─── Extracted entries ───

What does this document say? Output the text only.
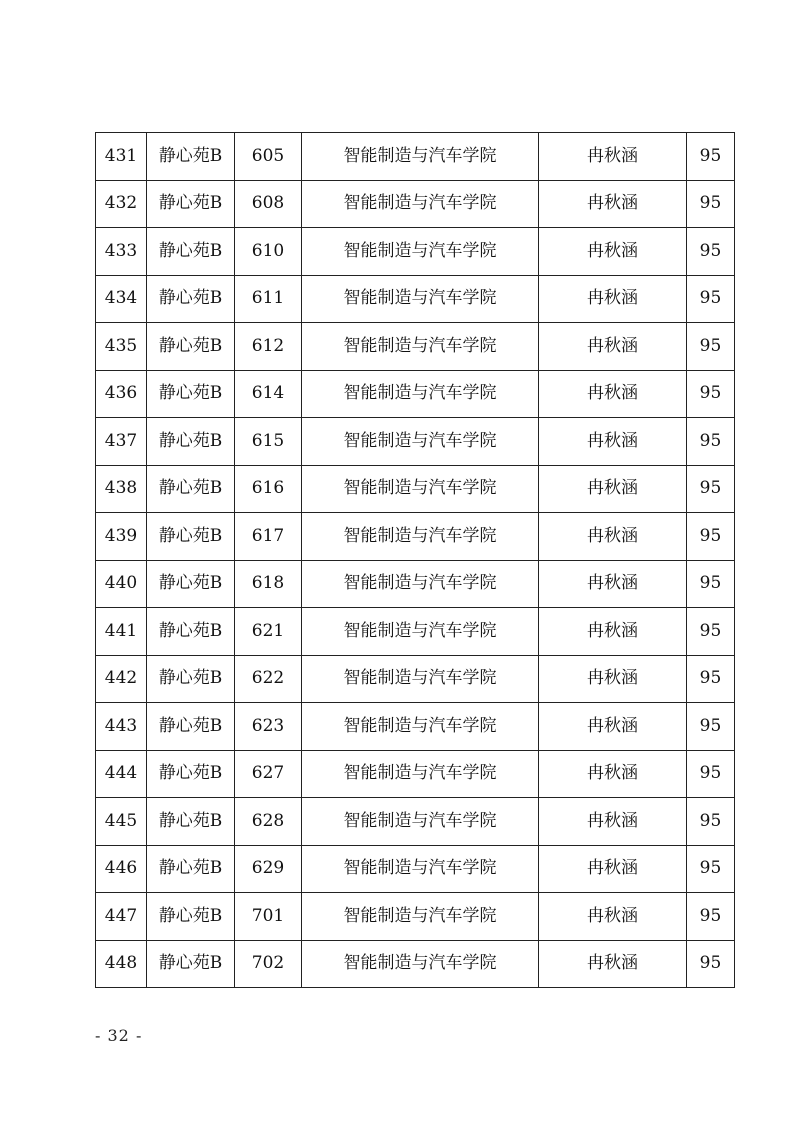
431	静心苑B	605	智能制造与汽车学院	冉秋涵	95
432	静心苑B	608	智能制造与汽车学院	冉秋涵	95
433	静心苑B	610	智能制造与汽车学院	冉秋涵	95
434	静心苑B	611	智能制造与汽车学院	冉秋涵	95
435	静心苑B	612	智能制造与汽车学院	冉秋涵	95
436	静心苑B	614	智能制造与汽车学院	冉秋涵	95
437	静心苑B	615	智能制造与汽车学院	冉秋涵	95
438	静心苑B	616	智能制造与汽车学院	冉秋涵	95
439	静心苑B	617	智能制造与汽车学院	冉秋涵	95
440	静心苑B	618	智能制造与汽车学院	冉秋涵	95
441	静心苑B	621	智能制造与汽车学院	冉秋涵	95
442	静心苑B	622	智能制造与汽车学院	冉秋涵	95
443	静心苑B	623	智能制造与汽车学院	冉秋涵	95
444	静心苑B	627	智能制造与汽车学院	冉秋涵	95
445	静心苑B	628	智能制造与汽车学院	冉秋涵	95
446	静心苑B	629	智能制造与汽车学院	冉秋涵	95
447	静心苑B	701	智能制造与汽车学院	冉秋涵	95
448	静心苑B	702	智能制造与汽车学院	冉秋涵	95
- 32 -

───
─── Extracted entries ───

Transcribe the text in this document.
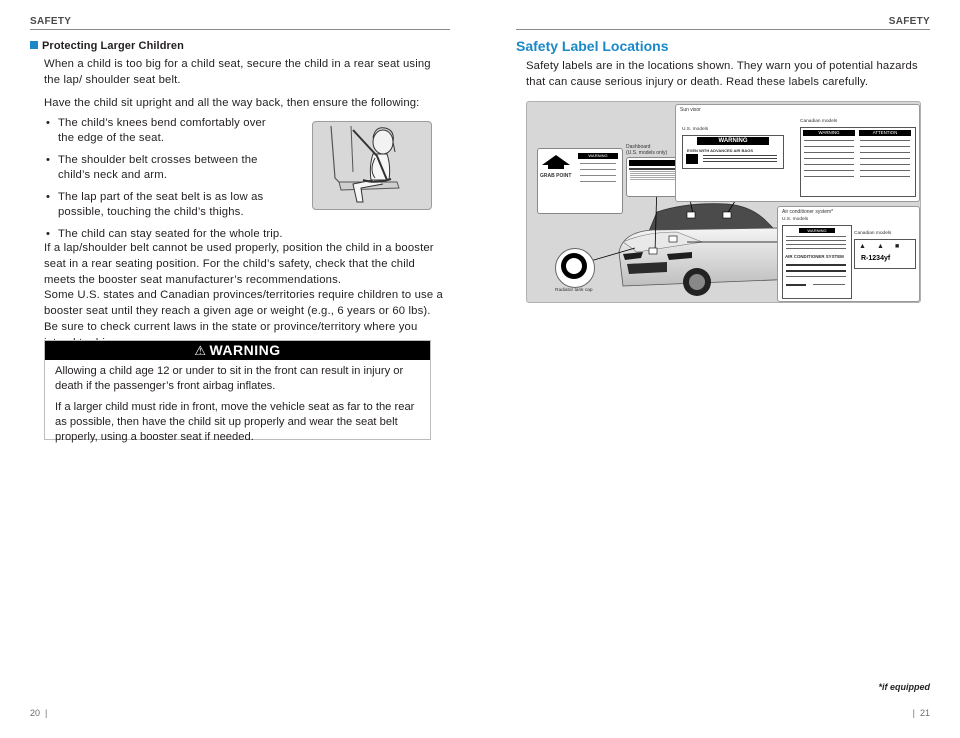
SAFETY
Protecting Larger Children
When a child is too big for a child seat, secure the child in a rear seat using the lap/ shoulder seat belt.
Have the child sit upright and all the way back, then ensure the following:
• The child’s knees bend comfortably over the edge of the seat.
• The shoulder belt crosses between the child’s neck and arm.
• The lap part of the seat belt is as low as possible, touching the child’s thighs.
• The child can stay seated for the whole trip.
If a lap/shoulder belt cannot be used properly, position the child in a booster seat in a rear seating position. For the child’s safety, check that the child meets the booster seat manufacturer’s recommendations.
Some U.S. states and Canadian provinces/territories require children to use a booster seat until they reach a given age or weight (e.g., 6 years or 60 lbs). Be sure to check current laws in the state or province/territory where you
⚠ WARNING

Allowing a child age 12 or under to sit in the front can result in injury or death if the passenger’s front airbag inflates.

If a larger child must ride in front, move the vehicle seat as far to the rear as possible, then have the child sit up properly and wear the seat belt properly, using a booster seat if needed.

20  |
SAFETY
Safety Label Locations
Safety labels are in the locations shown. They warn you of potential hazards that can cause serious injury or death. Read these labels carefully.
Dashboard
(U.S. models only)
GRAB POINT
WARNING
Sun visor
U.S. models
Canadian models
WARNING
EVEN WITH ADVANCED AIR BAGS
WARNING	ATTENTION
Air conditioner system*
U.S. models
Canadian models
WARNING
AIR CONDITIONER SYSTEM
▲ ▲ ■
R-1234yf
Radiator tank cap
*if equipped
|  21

───

*What to do*.
Track down all lines above with the string "that" and copy them.

*Result of the task*.
If a lap/shoulder belt cannot be used properly, position the child in a booster seat in a rear seating position. For the child’s safety, check that the child meets the booster seat manufacturer’s recommendations.
Safety labels are in the locations shown. They warn you of potential hazards that can cause serious injury or death. Read these labels carefully.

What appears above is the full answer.